— Start of EXCERPTED DATA —
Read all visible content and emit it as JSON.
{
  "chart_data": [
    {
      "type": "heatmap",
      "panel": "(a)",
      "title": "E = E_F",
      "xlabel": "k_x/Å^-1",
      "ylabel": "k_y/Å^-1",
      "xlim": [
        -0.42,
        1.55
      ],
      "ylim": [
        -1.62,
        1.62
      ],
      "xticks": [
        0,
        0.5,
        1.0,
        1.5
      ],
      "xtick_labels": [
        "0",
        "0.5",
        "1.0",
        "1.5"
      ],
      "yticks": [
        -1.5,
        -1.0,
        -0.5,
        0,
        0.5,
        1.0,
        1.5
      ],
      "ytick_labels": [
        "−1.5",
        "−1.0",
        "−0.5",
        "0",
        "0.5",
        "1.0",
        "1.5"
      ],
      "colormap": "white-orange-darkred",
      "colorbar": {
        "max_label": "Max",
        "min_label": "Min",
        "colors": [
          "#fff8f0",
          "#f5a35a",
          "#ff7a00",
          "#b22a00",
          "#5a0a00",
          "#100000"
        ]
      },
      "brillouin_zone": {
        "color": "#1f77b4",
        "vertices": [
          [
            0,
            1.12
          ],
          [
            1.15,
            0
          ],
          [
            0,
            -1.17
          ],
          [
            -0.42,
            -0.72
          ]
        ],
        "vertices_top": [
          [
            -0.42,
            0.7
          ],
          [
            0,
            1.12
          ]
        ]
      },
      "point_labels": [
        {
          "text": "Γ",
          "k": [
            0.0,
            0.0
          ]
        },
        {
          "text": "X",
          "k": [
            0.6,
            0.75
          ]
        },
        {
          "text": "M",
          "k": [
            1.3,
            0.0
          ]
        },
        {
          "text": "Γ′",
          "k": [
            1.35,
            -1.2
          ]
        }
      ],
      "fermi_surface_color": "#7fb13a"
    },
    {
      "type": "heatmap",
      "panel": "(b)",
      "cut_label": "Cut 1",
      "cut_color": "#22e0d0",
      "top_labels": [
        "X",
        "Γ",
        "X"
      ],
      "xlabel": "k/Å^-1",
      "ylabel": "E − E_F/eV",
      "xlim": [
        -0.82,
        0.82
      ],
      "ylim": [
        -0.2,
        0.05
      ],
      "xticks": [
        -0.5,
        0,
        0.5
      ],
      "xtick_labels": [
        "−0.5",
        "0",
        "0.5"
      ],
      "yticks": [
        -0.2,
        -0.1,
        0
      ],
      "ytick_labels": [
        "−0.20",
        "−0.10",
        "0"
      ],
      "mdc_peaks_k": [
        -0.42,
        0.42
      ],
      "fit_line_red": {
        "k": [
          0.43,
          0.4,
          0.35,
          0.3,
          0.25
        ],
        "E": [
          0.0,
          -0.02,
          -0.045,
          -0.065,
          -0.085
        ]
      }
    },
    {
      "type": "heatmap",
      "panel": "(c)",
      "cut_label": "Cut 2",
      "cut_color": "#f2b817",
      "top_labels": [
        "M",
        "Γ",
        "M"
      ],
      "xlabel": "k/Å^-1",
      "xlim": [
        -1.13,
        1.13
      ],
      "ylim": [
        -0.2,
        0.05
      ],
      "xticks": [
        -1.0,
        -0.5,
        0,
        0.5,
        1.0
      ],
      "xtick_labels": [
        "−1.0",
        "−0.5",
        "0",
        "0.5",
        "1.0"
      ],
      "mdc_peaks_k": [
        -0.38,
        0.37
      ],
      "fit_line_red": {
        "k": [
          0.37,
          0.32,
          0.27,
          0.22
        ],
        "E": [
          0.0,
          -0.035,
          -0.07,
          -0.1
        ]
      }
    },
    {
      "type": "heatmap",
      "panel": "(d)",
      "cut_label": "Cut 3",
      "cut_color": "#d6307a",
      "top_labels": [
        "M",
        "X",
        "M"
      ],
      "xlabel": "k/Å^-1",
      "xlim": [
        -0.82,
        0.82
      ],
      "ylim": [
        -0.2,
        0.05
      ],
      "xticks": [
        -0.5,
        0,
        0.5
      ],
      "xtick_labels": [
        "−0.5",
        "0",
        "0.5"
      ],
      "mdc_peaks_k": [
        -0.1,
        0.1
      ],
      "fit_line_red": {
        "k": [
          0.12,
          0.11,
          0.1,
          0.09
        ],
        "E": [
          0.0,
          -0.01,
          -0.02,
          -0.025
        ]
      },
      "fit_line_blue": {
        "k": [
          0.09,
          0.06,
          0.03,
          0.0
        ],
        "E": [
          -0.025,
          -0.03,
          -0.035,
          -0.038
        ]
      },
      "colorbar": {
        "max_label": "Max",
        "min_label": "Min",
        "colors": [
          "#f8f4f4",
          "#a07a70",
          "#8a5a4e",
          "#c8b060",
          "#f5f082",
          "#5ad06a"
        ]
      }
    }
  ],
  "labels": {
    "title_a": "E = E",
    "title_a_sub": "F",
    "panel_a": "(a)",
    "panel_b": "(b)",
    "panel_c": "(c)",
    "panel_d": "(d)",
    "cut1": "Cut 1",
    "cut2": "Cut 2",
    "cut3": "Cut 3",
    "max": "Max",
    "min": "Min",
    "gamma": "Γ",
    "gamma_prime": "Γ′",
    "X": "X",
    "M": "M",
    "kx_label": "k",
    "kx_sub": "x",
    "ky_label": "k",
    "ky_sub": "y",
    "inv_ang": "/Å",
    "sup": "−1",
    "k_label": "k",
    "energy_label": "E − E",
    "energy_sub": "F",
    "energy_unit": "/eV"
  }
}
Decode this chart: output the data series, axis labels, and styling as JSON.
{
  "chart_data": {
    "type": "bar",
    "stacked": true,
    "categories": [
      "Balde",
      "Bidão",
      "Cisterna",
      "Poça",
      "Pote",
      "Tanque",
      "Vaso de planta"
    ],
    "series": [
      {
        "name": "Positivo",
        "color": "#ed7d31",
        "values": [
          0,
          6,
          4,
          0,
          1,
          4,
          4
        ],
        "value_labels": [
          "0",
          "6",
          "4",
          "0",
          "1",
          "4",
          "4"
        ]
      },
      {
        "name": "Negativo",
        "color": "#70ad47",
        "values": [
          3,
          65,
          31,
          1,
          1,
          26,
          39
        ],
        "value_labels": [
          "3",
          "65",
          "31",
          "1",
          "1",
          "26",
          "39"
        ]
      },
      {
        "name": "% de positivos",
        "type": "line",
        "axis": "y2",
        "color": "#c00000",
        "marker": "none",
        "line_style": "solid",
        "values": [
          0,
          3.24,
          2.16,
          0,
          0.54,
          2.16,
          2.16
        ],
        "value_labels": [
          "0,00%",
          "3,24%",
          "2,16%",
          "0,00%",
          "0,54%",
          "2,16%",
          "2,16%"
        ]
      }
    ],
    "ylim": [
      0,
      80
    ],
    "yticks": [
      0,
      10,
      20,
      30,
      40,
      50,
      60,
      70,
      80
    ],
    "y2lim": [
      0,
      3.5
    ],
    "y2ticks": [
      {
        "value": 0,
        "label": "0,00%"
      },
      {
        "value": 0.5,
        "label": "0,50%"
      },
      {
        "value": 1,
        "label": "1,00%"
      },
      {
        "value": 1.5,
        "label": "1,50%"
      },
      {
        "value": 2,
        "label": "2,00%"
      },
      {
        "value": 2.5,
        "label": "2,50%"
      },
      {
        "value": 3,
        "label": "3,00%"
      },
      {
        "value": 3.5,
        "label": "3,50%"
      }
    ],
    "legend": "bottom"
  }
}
— End of EXCERPTED DATA —
» **PROBLEM REQUIREMENTS**: In the listing above, find each line with the word "axis" and copy it.

» **TASK OUTPUT**:
Decode this chart: output the data series, axis labels, and styling as JSON.
        "axis": "y2",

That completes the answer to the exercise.